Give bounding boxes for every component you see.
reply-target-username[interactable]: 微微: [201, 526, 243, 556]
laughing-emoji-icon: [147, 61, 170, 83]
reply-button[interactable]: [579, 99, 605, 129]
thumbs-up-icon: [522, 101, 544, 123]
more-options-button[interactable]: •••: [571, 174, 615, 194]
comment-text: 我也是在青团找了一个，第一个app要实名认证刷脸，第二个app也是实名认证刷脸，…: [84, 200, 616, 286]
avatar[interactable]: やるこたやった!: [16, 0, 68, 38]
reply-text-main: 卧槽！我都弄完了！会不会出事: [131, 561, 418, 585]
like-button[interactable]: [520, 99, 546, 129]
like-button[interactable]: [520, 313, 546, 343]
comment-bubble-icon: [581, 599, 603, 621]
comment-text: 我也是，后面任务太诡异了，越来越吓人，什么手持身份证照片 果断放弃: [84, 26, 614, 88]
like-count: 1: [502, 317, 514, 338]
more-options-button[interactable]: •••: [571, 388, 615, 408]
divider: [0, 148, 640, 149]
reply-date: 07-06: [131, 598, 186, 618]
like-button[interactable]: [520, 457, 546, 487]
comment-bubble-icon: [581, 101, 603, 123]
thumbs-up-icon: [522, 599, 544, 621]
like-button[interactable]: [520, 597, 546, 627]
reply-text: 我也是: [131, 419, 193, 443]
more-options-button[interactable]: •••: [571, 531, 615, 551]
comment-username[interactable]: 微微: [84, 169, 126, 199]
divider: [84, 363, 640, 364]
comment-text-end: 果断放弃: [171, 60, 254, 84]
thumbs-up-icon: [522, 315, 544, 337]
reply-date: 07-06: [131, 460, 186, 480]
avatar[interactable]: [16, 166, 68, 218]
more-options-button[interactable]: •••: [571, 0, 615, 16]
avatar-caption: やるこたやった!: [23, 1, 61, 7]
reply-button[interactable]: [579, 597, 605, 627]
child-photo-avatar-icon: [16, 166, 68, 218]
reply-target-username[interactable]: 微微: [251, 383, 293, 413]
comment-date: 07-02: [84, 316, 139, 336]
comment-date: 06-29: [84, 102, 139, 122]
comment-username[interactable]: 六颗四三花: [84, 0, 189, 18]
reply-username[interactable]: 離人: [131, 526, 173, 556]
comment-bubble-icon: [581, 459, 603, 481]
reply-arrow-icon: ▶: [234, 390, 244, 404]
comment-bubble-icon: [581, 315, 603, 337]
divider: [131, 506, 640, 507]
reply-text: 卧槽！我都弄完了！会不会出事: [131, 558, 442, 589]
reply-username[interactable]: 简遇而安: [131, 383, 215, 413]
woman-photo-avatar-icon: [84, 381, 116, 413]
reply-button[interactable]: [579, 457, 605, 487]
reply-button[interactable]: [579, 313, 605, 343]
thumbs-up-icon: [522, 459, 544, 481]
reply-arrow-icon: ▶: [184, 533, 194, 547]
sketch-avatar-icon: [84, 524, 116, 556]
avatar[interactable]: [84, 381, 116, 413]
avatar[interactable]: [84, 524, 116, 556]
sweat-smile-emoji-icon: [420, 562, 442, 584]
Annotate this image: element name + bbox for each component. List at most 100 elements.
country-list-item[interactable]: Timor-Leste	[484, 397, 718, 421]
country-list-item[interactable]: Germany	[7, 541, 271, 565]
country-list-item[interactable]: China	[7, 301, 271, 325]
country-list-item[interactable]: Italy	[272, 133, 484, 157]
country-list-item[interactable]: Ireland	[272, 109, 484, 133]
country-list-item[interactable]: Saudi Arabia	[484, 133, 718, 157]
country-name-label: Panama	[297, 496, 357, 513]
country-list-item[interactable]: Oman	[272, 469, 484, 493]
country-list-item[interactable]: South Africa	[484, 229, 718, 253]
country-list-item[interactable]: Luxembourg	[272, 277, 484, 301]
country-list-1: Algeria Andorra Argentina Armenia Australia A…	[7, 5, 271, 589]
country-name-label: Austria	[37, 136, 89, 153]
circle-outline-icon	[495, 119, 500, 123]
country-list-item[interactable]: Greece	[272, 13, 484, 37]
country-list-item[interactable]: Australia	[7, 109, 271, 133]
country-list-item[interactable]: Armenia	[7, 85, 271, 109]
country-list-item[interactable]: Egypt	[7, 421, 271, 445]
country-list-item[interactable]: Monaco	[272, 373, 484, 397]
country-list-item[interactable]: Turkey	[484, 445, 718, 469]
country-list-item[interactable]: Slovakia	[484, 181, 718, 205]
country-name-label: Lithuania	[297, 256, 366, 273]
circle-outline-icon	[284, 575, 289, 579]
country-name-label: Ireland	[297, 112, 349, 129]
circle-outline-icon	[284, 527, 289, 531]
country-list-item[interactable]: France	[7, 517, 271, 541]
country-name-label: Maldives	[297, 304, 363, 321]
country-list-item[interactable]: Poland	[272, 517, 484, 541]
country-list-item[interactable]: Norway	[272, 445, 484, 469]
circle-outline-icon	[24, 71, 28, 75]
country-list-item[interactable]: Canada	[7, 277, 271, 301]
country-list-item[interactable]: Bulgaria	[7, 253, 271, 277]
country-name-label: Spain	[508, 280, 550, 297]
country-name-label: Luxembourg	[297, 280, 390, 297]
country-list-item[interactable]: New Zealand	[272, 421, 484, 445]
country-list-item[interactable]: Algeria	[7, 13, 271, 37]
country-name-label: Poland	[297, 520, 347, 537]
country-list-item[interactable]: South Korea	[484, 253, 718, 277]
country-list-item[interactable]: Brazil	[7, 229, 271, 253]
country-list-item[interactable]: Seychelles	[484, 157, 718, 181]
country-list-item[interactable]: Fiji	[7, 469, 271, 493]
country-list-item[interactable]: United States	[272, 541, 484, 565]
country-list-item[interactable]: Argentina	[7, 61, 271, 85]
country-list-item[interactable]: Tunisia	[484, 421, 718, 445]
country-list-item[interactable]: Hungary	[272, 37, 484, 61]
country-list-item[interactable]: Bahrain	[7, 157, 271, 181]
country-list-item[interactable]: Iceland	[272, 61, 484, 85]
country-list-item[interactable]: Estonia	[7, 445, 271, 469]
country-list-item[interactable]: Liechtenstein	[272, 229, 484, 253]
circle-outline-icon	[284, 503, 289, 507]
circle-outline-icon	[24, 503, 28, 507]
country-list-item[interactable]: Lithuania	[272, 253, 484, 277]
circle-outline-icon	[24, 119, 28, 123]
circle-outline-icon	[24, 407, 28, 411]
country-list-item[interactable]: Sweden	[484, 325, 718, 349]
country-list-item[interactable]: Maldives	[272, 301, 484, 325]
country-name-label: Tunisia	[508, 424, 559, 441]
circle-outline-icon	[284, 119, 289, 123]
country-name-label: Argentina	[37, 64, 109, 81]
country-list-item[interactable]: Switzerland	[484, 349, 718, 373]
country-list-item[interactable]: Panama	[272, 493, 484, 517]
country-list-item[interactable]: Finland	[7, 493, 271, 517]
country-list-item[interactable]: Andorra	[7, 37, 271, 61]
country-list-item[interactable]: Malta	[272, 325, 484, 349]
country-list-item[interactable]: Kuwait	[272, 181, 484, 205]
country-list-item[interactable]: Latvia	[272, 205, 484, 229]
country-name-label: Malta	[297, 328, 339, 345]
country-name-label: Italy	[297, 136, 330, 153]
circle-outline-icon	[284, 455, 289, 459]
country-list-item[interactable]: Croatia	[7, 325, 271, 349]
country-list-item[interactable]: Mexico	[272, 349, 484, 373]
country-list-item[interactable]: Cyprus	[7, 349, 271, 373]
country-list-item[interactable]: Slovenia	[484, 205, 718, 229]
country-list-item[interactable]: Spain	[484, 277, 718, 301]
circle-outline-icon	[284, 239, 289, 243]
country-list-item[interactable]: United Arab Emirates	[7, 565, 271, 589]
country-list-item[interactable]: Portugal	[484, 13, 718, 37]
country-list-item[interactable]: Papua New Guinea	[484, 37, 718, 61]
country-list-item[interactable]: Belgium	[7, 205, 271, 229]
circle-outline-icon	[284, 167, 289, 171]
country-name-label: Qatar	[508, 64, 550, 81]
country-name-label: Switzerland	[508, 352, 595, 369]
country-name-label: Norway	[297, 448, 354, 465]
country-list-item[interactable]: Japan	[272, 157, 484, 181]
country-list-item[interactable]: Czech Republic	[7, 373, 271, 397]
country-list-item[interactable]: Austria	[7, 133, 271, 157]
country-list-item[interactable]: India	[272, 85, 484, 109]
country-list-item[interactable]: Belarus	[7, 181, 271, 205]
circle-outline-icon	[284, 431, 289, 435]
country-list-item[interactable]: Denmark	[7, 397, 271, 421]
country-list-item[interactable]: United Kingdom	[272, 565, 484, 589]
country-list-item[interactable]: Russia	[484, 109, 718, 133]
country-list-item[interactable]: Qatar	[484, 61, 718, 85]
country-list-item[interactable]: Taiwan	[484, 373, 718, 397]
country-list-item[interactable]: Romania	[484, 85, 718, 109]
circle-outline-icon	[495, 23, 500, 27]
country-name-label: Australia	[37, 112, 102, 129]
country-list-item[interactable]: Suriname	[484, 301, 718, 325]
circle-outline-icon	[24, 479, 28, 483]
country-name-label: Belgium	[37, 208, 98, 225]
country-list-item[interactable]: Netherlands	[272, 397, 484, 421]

DIRECTIVE:
Swap "divider" for "separator" in the lines of the records starting at the beginning of the records and ending at the line that contains "avatar-caption: やるこたやった!: [23, 1, 61, 7]". Give back only those lines, with everything else unchanged.

SOLVED PROBLEM:
Give bounding boxes for every component you see.
reply-target-username[interactable]: 微微: [201, 526, 243, 556]
laughing-emoji-icon: [147, 61, 170, 83]
reply-button[interactable]: [579, 99, 605, 129]
thumbs-up-icon: [522, 101, 544, 123]
more-options-button[interactable]: •••: [571, 174, 615, 194]
comment-text: 我也是在青团找了一个，第一个app要实名认证刷脸，第二个app也是实名认证刷脸，…: [84, 200, 616, 286]
avatar[interactable]: やるこたやった!: [16, 0, 68, 38]
reply-text-main: 卧槽！我都弄完了！会不会出事: [131, 561, 418, 585]
like-button[interactable]: [520, 99, 546, 129]
like-button[interactable]: [520, 313, 546, 343]
comment-bubble-icon: [581, 599, 603, 621]
comment-text: 我也是，后面任务太诡异了，越来越吓人，什么手持身份证照片 果断放弃: [84, 26, 614, 88]
like-count: 1: [502, 317, 514, 338]
more-options-button[interactable]: •••: [571, 388, 615, 408]
separator: [0, 148, 640, 149]
reply-date: 07-06: [131, 598, 186, 618]
like-button[interactable]: [520, 457, 546, 487]
comment-bubble-icon: [581, 101, 603, 123]
thumbs-up-icon: [522, 599, 544, 621]
like-button[interactable]: [520, 597, 546, 627]
reply-text: 我也是: [131, 419, 193, 443]
more-options-button[interactable]: •••: [571, 531, 615, 551]
comment-username[interactable]: 微微: [84, 169, 126, 199]
separator: [84, 363, 640, 364]
comment-text-end: 果断放弃: [171, 60, 254, 84]
thumbs-up-icon: [522, 315, 544, 337]
reply-date: 07-06: [131, 460, 186, 480]
avatar[interactable]: [16, 166, 68, 218]
more-options-button[interactable]: •••: [571, 0, 615, 16]
avatar-caption: やるこたやった!: [23, 1, 61, 7]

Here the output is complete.